### Prompt
Everything in the records must be reproduced exactly, except for the pictures.

### Records for this exercise
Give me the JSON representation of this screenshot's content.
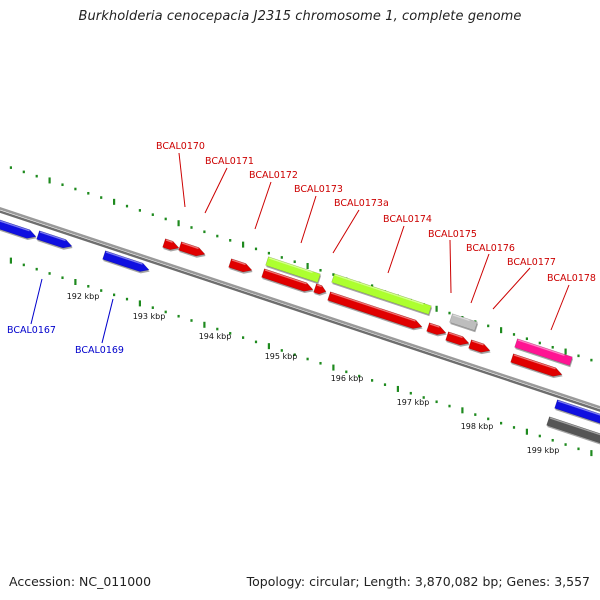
{
  "title": "Burkholderia cenocepacia J2315 chromosome 1, complete genome",
  "footer": {
    "accession": "Accession: NC_011000",
    "stats": "Topology: circular; Length: 3,870,082 bp; Genes: 3,557"
  },
  "colors": {
    "backbone_light": "#9a9a9a",
    "backbone_dark": "#6e6e6e",
    "tick": "#1e8a1e",
    "cds_forward": "#e00000",
    "cds_reverse": "#1010e0",
    "label_forward": "#cc0000",
    "label_reverse": "#0000cc",
    "rrna": "#adff2f",
    "pseudo": "#bdbdbd",
    "magenta": "#ff1493",
    "dark_gene": "#555555"
  },
  "scale": {
    "unit": "kbp",
    "tick_labels": [
      "192 kbp",
      "193 kbp",
      "194 kbp",
      "195 kbp",
      "196 kbp",
      "197 kbp",
      "198 kbp",
      "199 kbp"
    ]
  },
  "genes": [
    {
      "name": "BCAL0167",
      "strand": "reverse"
    },
    {
      "name": "BCAL0169",
      "strand": "reverse"
    },
    {
      "name": "BCAL0170",
      "strand": "forward"
    },
    {
      "name": "BCAL0171",
      "strand": "forward"
    },
    {
      "name": "BCAL0172",
      "strand": "forward"
    },
    {
      "name": "BCAL0173",
      "strand": "forward"
    },
    {
      "name": "BCAL0173a",
      "strand": "forward"
    },
    {
      "name": "BCAL0174",
      "strand": "forward"
    },
    {
      "name": "BCAL0175",
      "strand": "forward"
    },
    {
      "name": "BCAL0176",
      "strand": "forward"
    },
    {
      "name": "BCAL0177",
      "strand": "forward"
    },
    {
      "name": "BCAL0178",
      "strand": "forward"
    }
  ]
}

### Answer box
Give me the JSON representation of this screenshot's content.
{
  "title": "Burkholderia cenocepacia J2315 chromosome 1, complete genome",
  "footer": {
    "accession": "Accession: NC_011000",
    "stats": "Topology: circular; Length: 3,870,082 bp; Genes: 3,557"
  },
  "colors": {
    "backbone_light": "#9a9a9a",
    "backbone_dark": "#6e6e6e",
    "tick": "#1e8a1e",
    "cds_forward": "#e00000",
    "cds_reverse": "#1010e0",
    "label_forward": "#cc0000",
    "label_reverse": "#0000cc",
    "rrna": "#adff2f",
    "pseudo": "#bdbdbd",
    "magenta": "#ff1493",
    "dark_gene": "#555555"
  },
  "scale": {
    "unit": "kbp",
    "tick_labels": [
      "192 kbp",
      "193 kbp",
      "194 kbp",
      "195 kbp",
      "196 kbp",
      "197 kbp",
      "198 kbp",
      "199 kbp"
    ]
  },
  "genes": [
    {
      "name": "BCAL0167",
      "strand": "reverse"
    },
    {
      "name": "BCAL0169",
      "strand": "reverse"
    },
    {
      "name": "BCAL0170",
      "strand": "forward"
    },
    {
      "name": "BCAL0171",
      "strand": "forward"
    },
    {
      "name": "BCAL0172",
      "strand": "forward"
    },
    {
      "name": "BCAL0173",
      "strand": "forward"
    },
    {
      "name": "BCAL0173a",
      "strand": "forward"
    },
    {
      "name": "BCAL0174",
      "strand": "forward"
    },
    {
      "name": "BCAL0175",
      "strand": "forward"
    },
    {
      "name": "BCAL0176",
      "strand": "forward"
    },
    {
      "name": "BCAL0177",
      "strand": "forward"
    },
    {
      "name": "BCAL0178",
      "strand": "forward"
    }
  ]
}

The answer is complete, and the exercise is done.